Supplied material:

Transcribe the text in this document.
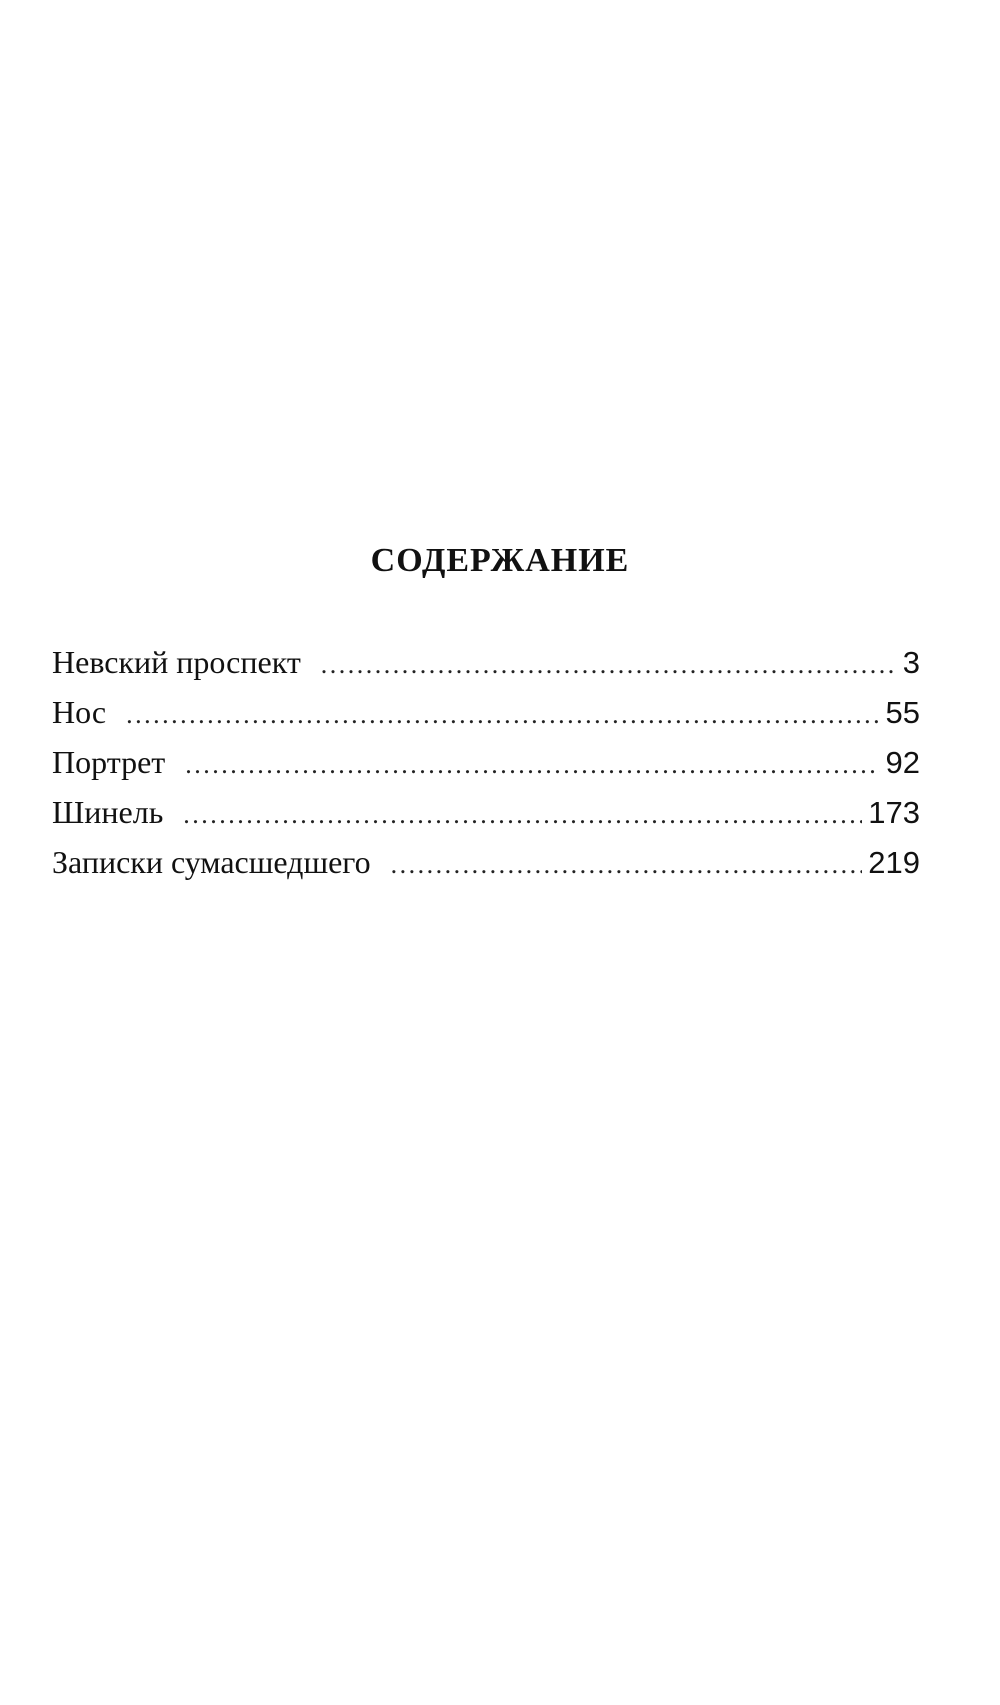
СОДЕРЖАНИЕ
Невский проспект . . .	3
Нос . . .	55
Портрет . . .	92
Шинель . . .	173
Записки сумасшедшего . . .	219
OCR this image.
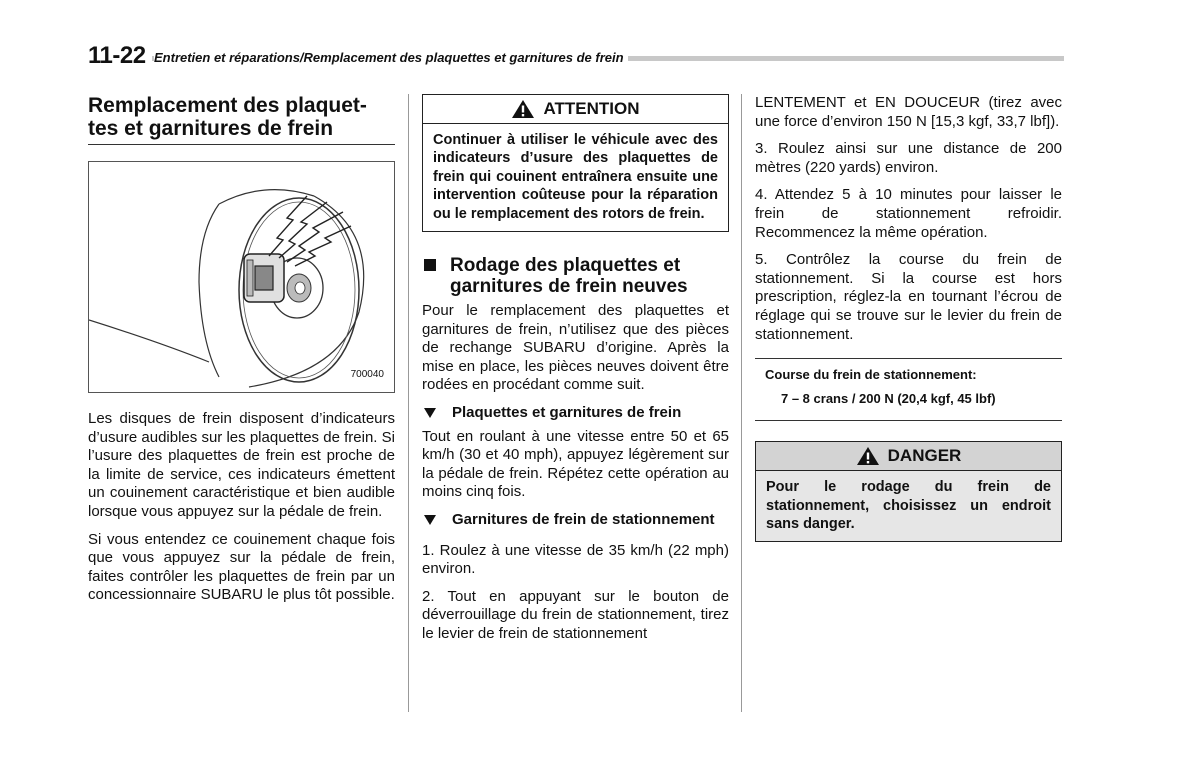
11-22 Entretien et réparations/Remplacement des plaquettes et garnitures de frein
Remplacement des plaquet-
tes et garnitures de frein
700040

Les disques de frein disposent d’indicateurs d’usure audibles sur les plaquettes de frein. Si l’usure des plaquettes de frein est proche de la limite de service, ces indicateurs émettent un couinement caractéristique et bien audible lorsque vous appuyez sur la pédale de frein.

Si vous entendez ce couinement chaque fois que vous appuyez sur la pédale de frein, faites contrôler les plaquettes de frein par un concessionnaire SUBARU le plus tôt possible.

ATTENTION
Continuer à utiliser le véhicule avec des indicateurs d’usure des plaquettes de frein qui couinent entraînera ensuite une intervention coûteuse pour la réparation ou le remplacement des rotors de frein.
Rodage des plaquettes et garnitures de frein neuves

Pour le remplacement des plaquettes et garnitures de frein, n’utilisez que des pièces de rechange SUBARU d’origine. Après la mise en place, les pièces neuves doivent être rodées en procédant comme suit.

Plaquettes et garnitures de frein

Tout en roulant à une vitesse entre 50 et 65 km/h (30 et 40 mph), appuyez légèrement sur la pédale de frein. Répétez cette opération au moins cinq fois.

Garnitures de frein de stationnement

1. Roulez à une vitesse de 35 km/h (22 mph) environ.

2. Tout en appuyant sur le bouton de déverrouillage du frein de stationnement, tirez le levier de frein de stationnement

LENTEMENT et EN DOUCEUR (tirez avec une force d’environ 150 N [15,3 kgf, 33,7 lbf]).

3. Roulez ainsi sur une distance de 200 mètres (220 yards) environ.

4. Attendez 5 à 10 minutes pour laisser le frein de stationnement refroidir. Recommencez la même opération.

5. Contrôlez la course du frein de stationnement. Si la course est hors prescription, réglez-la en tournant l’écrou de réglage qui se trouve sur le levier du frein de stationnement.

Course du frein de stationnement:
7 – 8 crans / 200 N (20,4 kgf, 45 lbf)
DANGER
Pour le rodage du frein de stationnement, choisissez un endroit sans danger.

What is being asked: Reproduce every record word for word. The copy must contain no pictures.

Full response:
Transcribe the text in this document.
СОДЕРЖАНИЕ
Невский проспект . . .	3
Нос . . .	55
Портрет . . .	92
Шинель . . .	173
Записки сумасшедшего . . .	219
OCR this image.
11-22 Entretien et réparations/Remplacement des plaquettes et garnitures de frein
Remplacement des plaquet-
tes et garnitures de frein
700040

Les disques de frein disposent d’indicateurs d’usure audibles sur les plaquettes de frein. Si l’usure des plaquettes de frein est proche de la limite de service, ces indicateurs émettent un couinement caractéristique et bien audible lorsque vous appuyez sur la pédale de frein.

Si vous entendez ce couinement chaque fois que vous appuyez sur la pédale de frein, faites contrôler les plaquettes de frein par un concessionnaire SUBARU le plus tôt possible.

ATTENTION
Continuer à utiliser le véhicule avec des indicateurs d’usure des plaquettes de frein qui couinent entraînera ensuite une intervention coûteuse pour la réparation ou le remplacement des rotors de frein.
Rodage des plaquettes et garnitures de frein neuves

Pour le remplacement des plaquettes et garnitures de frein, n’utilisez que des pièces de rechange SUBARU d’origine. Après la mise en place, les pièces neuves doivent être rodées en procédant comme suit.

Plaquettes et garnitures de frein

Tout en roulant à une vitesse entre 50 et 65 km/h (30 et 40 mph), appuyez légèrement sur la pédale de frein. Répétez cette opération au moins cinq fois.

Garnitures de frein de stationnement

1. Roulez à une vitesse de 35 km/h (22 mph) environ.

2. Tout en appuyant sur le bouton de déverrouillage du frein de stationnement, tirez le levier de frein de stationnement

LENTEMENT et EN DOUCEUR (tirez avec une force d’environ 150 N [15,3 kgf, 33,7 lbf]).

3. Roulez ainsi sur une distance de 200 mètres (220 yards) environ.

4. Attendez 5 à 10 minutes pour laisser le frein de stationnement refroidir. Recommencez la même opération.

5. Contrôlez la course du frein de stationnement. Si la course est hors prescription, réglez-la en tournant l’écrou de réglage qui se trouve sur le levier du frein de stationnement.

Course du frein de stationnement:
7 – 8 crans / 200 N (20,4 kgf, 45 lbf)
DANGER
Pour le rodage du frein de stationnement, choisissez un endroit sans danger.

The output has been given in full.